Records from a data collection -
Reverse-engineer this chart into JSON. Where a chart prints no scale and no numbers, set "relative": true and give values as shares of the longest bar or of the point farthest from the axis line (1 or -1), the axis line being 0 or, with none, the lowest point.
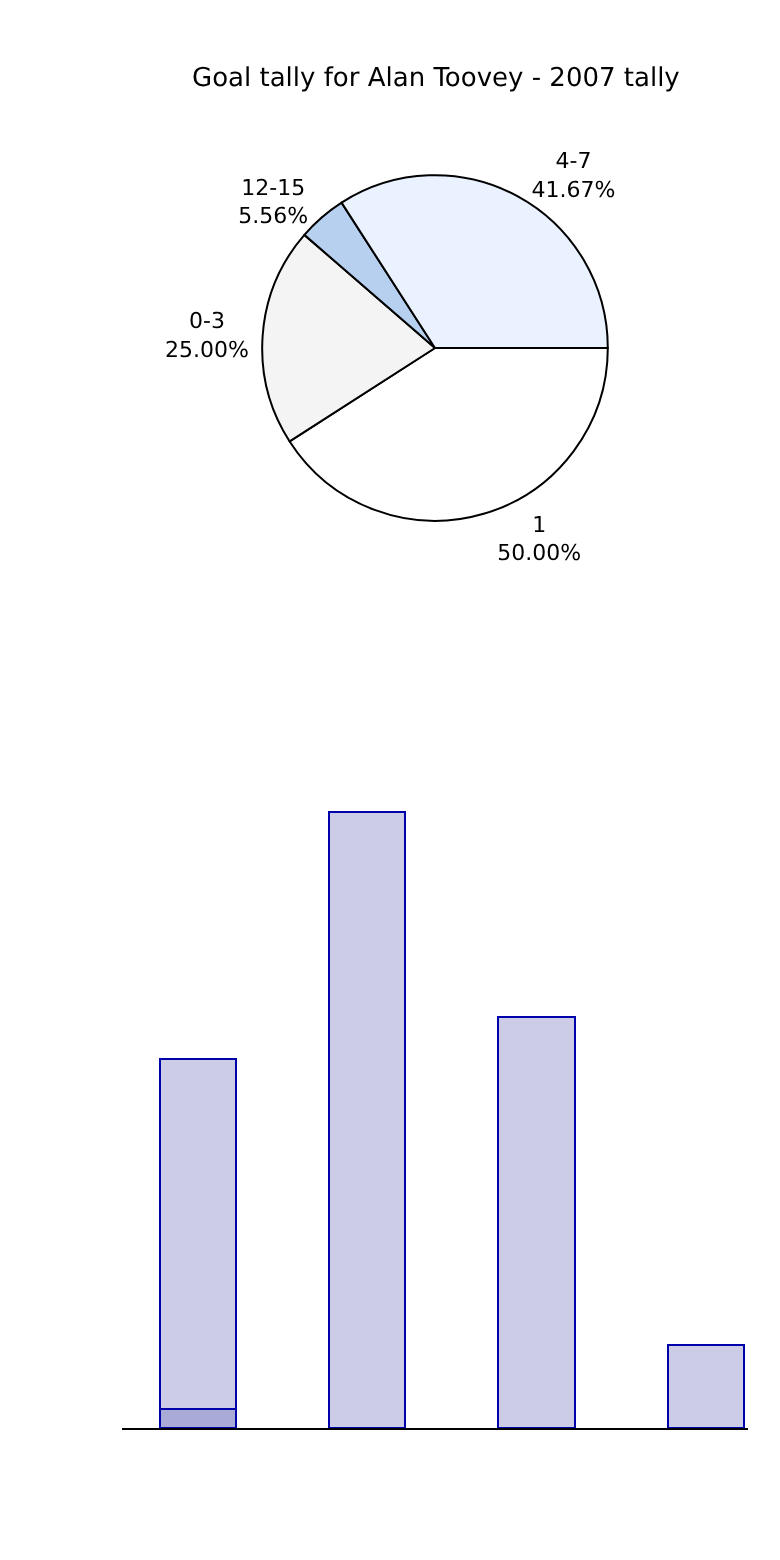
{
  "chart_data": [
    {
      "type": "pie",
      "title": "Goal tally for Alan Toovey - 2007 tally",
      "categories": [
        "1",
        "0-3",
        "12-15",
        "4-7"
      ],
      "values": [
        50,
        25,
        5.56,
        41.67
      ],
      "value_labels": [
        "50.00%",
        "25.00%",
        "5.56%",
        "41.67%"
      ],
      "colors": [
        "#ffffff",
        "#f4f4f4",
        "#b8d0f0",
        "#eaf1ff"
      ]
    },
    {
      "type": "bar",
      "relative": true,
      "stacked": true,
      "categories": [
        null,
        null,
        null,
        null
      ],
      "series": [
        {
          "color": "#aaaad6",
          "values": [
            0.031,
            0,
            0,
            0
          ]
        },
        {
          "color": "#ccccE6",
          "values": [
            0.568,
            1,
            0.668,
            0.135
          ]
        }
      ]
    }
  ]
}
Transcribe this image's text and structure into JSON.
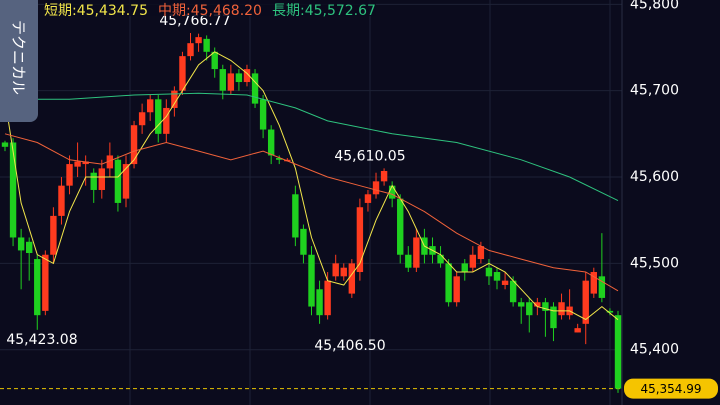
{
  "chart_data": {
    "type": "candlestick",
    "side_tab": "テクニカル",
    "up_color": "#ff3b1f",
    "down_color": "#1fd11f",
    "ylim": [
      45336,
      45805
    ],
    "yticks": [
      {
        "value": 45800,
        "label": "45,800"
      },
      {
        "value": 45700,
        "label": "45,700"
      },
      {
        "value": 45600,
        "label": "45,600"
      },
      {
        "value": 45500,
        "label": "45,500"
      },
      {
        "value": 45400,
        "label": "45,400"
      }
    ],
    "grid": true,
    "candles": {
      "open": [
        45640,
        45640,
        45530,
        45525,
        45505,
        45445,
        45510,
        45555,
        45590,
        45612,
        45615,
        45605,
        45585,
        45610,
        45620,
        45575,
        45615,
        45660,
        45675,
        45690,
        45650,
        45680,
        45700,
        45740,
        45755,
        45760,
        45745,
        45725,
        45700,
        45720,
        45710,
        45720,
        45690,
        45655,
        45622,
        45620,
        45580,
        45540,
        45510,
        45470,
        45440,
        45485,
        45485,
        45465,
        45490,
        45570,
        45580,
        45595,
        45590,
        45575,
        45510,
        45495,
        45530,
        45520,
        45510,
        45500,
        45455,
        45500,
        45495,
        45505,
        45495,
        45490,
        45475,
        45480,
        45455,
        45455,
        45450,
        45455,
        45450,
        45440,
        45440,
        45420,
        45430,
        45465,
        45485,
        45445,
        45440
      ],
      "high": [
        45642,
        45645,
        45540,
        45530,
        45510,
        45515,
        45565,
        45600,
        45625,
        45640,
        45625,
        45610,
        45620,
        45640,
        45625,
        45625,
        45665,
        45685,
        45695,
        45695,
        45690,
        45705,
        45745,
        45766.77,
        45766,
        45764,
        45750,
        45730,
        45730,
        45725,
        45730,
        45725,
        45695,
        45660,
        45625,
        45622,
        45590,
        45545,
        45520,
        45480,
        45490,
        45510,
        45500,
        45505,
        45575,
        45585,
        45605,
        45610.05,
        45595,
        45580,
        45520,
        45540,
        45540,
        45530,
        45520,
        45505,
        45490,
        45505,
        45520,
        45525,
        45505,
        45495,
        45490,
        45485,
        45460,
        45460,
        45460,
        45460,
        45455,
        45465,
        45470,
        45430,
        45490,
        45495,
        45535,
        45448,
        45445
      ],
      "low": [
        45630,
        45520,
        45470,
        45480,
        45423.08,
        45440,
        45500,
        45545,
        45580,
        45600,
        45590,
        45570,
        45575,
        45600,
        45560,
        45565,
        45610,
        45650,
        45665,
        45640,
        45640,
        45670,
        45695,
        45735,
        45745,
        45735,
        45715,
        45690,
        45695,
        45700,
        45705,
        45680,
        45645,
        45615,
        45615,
        45618,
        45520,
        45500,
        45440,
        45430,
        45435,
        45480,
        45480,
        45460,
        45480,
        45560,
        45575,
        45590,
        45565,
        45500,
        45490,
        45490,
        45500,
        45500,
        45495,
        45450,
        45450,
        45480,
        45490,
        45500,
        45475,
        45470,
        45470,
        45450,
        45430,
        45420,
        45440,
        45415,
        45410,
        45435,
        45435,
        45420,
        45406.5,
        45460,
        45455,
        45440,
        45350
      ],
      "close": [
        45635,
        45530,
        45515,
        45512,
        45440,
        45510,
        45555,
        45590,
        45615,
        45618,
        45618,
        45585,
        45610,
        45625,
        45570,
        45615,
        45660,
        45675,
        45690,
        45650,
        45680,
        45700,
        45740,
        45755,
        45762,
        45745,
        45725,
        45700,
        45720,
        45710,
        45725,
        45685,
        45655,
        45625,
        45620,
        45620,
        45530,
        45510,
        45450,
        45440,
        45480,
        45500,
        45495,
        45500,
        45565,
        45580,
        45595,
        45607,
        45575,
        45510,
        45495,
        45530,
        45510,
        45510,
        45500,
        45455,
        45485,
        45490,
        45510,
        45520,
        45485,
        45480,
        45480,
        45455,
        45450,
        45440,
        45455,
        45445,
        45425,
        45455,
        45450,
        45425,
        45480,
        45490,
        45460,
        45443,
        45354.99
      ]
    },
    "series": [
      {
        "name": "短期:",
        "color": "#f2e64a",
        "last": {
          "value": 45434.75,
          "label": "45,434.75"
        },
        "x": [
          0,
          2,
          4,
          6,
          8,
          10,
          12,
          14,
          16,
          18,
          20,
          22,
          24,
          26,
          28,
          30,
          32,
          34,
          36,
          38,
          40,
          42,
          44,
          46,
          48,
          50,
          52,
          54,
          56,
          58,
          60,
          62,
          64,
          66,
          68,
          70,
          72,
          74,
          76
        ],
        "values": [
          45690,
          45570,
          45510,
          45500,
          45560,
          45600,
          45600,
          45600,
          45620,
          45650,
          45670,
          45700,
          45730,
          45745,
          45735,
          45720,
          45700,
          45660,
          45610,
          45530,
          45480,
          45475,
          45500,
          45550,
          45590,
          45560,
          45520,
          45510,
          45490,
          45490,
          45500,
          45490,
          45470,
          45450,
          45445,
          45445,
          45435,
          45450,
          45434.75
        ]
      },
      {
        "name": "中期:",
        "color": "#f0623a",
        "last": {
          "value": 45468.2,
          "label": "45,468.20"
        },
        "x": [
          0,
          4,
          8,
          12,
          16,
          20,
          24,
          28,
          32,
          36,
          40,
          44,
          48,
          52,
          56,
          60,
          64,
          68,
          72,
          76
        ],
        "values": [
          45650,
          45640,
          45620,
          45615,
          45630,
          45640,
          45630,
          45620,
          45630,
          45615,
          45600,
          45590,
          45580,
          45560,
          45535,
          45515,
          45505,
          45495,
          45490,
          45468.2
        ]
      },
      {
        "name": "長期:",
        "color": "#2ec27e",
        "last": {
          "value": 45572.67,
          "label": "45,572.67"
        },
        "x": [
          0,
          8,
          16,
          24,
          30,
          36,
          40,
          48,
          56,
          64,
          70,
          76
        ],
        "values": [
          45690,
          45690,
          45695,
          45697,
          45695,
          45680,
          45665,
          45650,
          45640,
          45620,
          45600,
          45572.67
        ]
      }
    ],
    "annotations": [
      {
        "value": 45766.77,
        "label": "45,766.77"
      },
      {
        "value": 45423.08,
        "label": "45,423.08"
      },
      {
        "value": 45610.05,
        "label": "45,610.05"
      },
      {
        "value": 45406.5,
        "label": "45,406.50"
      }
    ],
    "current_price": {
      "value": 45354.99,
      "label": "45,354.99"
    }
  }
}
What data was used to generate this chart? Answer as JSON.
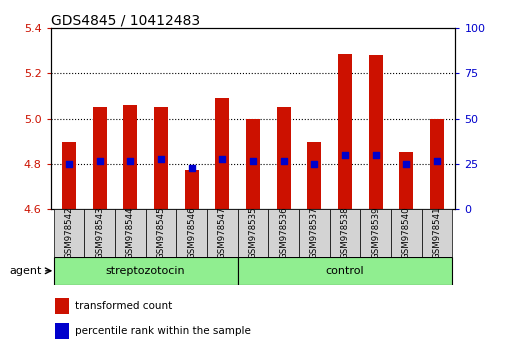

What is being asked -
Collect the complete line wherever the string "into" appears in the records.

Solution to this task -
Reverse-engineer this chart into JSON. Where a chart prints no scale and no numbers, set "relative": true and give values as shares of the longest bar or of the point farthest from the axis line (1 or -1), the axis line being 0 or, with none, the lowest point.
Transcribe this image's text and structure into JSON.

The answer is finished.